Bounding box entries:

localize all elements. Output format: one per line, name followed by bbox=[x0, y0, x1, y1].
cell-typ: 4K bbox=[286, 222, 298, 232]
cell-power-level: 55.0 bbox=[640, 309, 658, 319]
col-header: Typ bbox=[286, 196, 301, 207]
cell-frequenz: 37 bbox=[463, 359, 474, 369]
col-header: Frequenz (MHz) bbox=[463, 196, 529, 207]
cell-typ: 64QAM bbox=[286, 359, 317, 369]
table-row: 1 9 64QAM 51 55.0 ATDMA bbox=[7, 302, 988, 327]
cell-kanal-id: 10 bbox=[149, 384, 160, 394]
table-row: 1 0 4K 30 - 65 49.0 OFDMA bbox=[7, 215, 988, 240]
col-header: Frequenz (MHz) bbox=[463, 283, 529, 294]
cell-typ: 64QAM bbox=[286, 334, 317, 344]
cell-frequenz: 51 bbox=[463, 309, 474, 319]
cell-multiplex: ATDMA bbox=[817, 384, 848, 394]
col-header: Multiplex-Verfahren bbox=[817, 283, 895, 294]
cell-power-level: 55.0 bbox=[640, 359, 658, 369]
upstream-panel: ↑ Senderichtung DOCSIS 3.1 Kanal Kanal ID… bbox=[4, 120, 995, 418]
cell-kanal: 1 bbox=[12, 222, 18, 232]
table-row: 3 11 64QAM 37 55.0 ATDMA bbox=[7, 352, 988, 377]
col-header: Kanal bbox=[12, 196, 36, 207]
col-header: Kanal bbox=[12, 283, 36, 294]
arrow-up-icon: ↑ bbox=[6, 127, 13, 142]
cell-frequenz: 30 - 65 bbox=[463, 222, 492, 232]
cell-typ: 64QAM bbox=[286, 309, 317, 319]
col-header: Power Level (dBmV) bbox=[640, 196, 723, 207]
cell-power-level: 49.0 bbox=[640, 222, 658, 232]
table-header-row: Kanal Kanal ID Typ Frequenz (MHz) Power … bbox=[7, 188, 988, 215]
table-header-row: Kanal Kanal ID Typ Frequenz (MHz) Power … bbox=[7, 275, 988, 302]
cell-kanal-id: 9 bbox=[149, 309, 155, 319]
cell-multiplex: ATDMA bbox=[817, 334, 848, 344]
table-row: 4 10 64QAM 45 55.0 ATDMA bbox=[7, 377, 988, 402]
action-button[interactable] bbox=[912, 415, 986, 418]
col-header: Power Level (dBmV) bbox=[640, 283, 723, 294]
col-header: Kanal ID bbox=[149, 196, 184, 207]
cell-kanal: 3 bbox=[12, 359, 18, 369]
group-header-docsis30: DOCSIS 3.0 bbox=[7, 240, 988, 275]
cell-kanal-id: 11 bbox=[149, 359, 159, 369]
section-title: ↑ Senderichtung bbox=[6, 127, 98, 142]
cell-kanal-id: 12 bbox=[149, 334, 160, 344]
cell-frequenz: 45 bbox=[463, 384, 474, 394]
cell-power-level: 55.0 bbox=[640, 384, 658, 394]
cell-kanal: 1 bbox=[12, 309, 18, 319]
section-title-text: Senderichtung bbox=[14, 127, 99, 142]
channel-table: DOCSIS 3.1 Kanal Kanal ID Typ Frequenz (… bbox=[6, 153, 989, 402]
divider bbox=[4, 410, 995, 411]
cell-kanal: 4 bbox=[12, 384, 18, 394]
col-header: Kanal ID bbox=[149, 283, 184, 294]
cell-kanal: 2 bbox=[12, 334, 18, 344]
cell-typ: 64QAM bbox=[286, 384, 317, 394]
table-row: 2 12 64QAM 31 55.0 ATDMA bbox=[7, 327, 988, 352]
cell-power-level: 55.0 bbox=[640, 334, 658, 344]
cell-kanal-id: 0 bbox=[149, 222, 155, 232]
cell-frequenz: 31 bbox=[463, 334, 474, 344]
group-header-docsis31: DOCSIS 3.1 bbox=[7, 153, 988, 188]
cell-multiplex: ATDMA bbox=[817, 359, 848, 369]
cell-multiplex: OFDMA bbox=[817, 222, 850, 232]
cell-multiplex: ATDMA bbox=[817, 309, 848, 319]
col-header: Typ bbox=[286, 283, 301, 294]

• _Task instructions_: Give the data again, swapping "Senderichtung" for "Upstream" everywhere it appears and leaving everything else unchanged.

• _Full response_:
localize all elements. Output format: one per line, name followed by bbox=[x0, y0, x1, y1].
cell-typ: 4K bbox=[286, 222, 298, 232]
cell-power-level: 55.0 bbox=[640, 309, 658, 319]
col-header: Typ bbox=[286, 196, 301, 207]
cell-frequenz: 37 bbox=[463, 359, 474, 369]
col-header: Frequenz (MHz) bbox=[463, 196, 529, 207]
cell-typ: 64QAM bbox=[286, 359, 317, 369]
table-row: 1 9 64QAM 51 55.0 ATDMA bbox=[7, 302, 988, 327]
cell-kanal-id: 10 bbox=[149, 384, 160, 394]
table-row: 1 0 4K 30 - 65 49.0 OFDMA bbox=[7, 215, 988, 240]
col-header: Frequenz (MHz) bbox=[463, 283, 529, 294]
cell-typ: 64QAM bbox=[286, 334, 317, 344]
cell-frequenz: 51 bbox=[463, 309, 474, 319]
cell-multiplex: ATDMA bbox=[817, 384, 848, 394]
col-header: Multiplex-Verfahren bbox=[817, 283, 895, 294]
cell-power-level: 55.0 bbox=[640, 359, 658, 369]
upstream-panel: ↑ Upstream DOCSIS 3.1 Kanal Kanal ID… bbox=[4, 120, 995, 418]
cell-kanal: 1 bbox=[12, 222, 18, 232]
table-row: 3 11 64QAM 37 55.0 ATDMA bbox=[7, 352, 988, 377]
col-header: Kanal bbox=[12, 196, 36, 207]
col-header: Kanal bbox=[12, 283, 36, 294]
arrow-up-icon: ↑ bbox=[6, 127, 13, 142]
cell-frequenz: 30 - 65 bbox=[463, 222, 492, 232]
cell-typ: 64QAM bbox=[286, 309, 317, 319]
col-header: Power Level (dBmV) bbox=[640, 196, 723, 207]
cell-power-level: 49.0 bbox=[640, 222, 658, 232]
table-header-row: Kanal Kanal ID Typ Frequenz (MHz) Power … bbox=[7, 188, 988, 215]
table-header-row: Kanal Kanal ID Typ Frequenz (MHz) Power … bbox=[7, 275, 988, 302]
cell-kanal-id: 9 bbox=[149, 309, 155, 319]
cell-multiplex: ATDMA bbox=[817, 334, 848, 344]
table-row: 4 10 64QAM 45 55.0 ATDMA bbox=[7, 377, 988, 402]
action-button[interactable] bbox=[912, 415, 986, 418]
col-header: Power Level (dBmV) bbox=[640, 283, 723, 294]
col-header: Kanal ID bbox=[149, 196, 184, 207]
cell-kanal: 3 bbox=[12, 359, 18, 369]
group-header-docsis30: DOCSIS 3.0 bbox=[7, 240, 988, 275]
cell-kanal-id: 11 bbox=[149, 359, 159, 369]
section-title: ↑ Upstream bbox=[6, 127, 98, 142]
cell-kanal-id: 12 bbox=[149, 334, 160, 344]
cell-frequenz: 45 bbox=[463, 384, 474, 394]
cell-power-level: 55.0 bbox=[640, 384, 658, 394]
cell-kanal: 1 bbox=[12, 309, 18, 319]
section-title-text: Upstream bbox=[14, 127, 99, 142]
channel-table: DOCSIS 3.1 Kanal Kanal ID Typ Frequenz (… bbox=[6, 153, 989, 402]
divider bbox=[4, 410, 995, 411]
cell-kanal: 4 bbox=[12, 384, 18, 394]
col-header: Kanal ID bbox=[149, 283, 184, 294]
cell-kanal: 2 bbox=[12, 334, 18, 344]
cell-typ: 64QAM bbox=[286, 384, 317, 394]
table-row: 2 12 64QAM 31 55.0 ATDMA bbox=[7, 327, 988, 352]
cell-power-level: 55.0 bbox=[640, 334, 658, 344]
cell-kanal-id: 0 bbox=[149, 222, 155, 232]
cell-frequenz: 31 bbox=[463, 334, 474, 344]
group-header-docsis31: DOCSIS 3.1 bbox=[7, 153, 988, 188]
cell-multiplex: ATDMA bbox=[817, 359, 848, 369]
cell-multiplex: OFDMA bbox=[817, 222, 850, 232]
cell-multiplex: ATDMA bbox=[817, 309, 848, 319]
col-header: Typ bbox=[286, 283, 301, 294]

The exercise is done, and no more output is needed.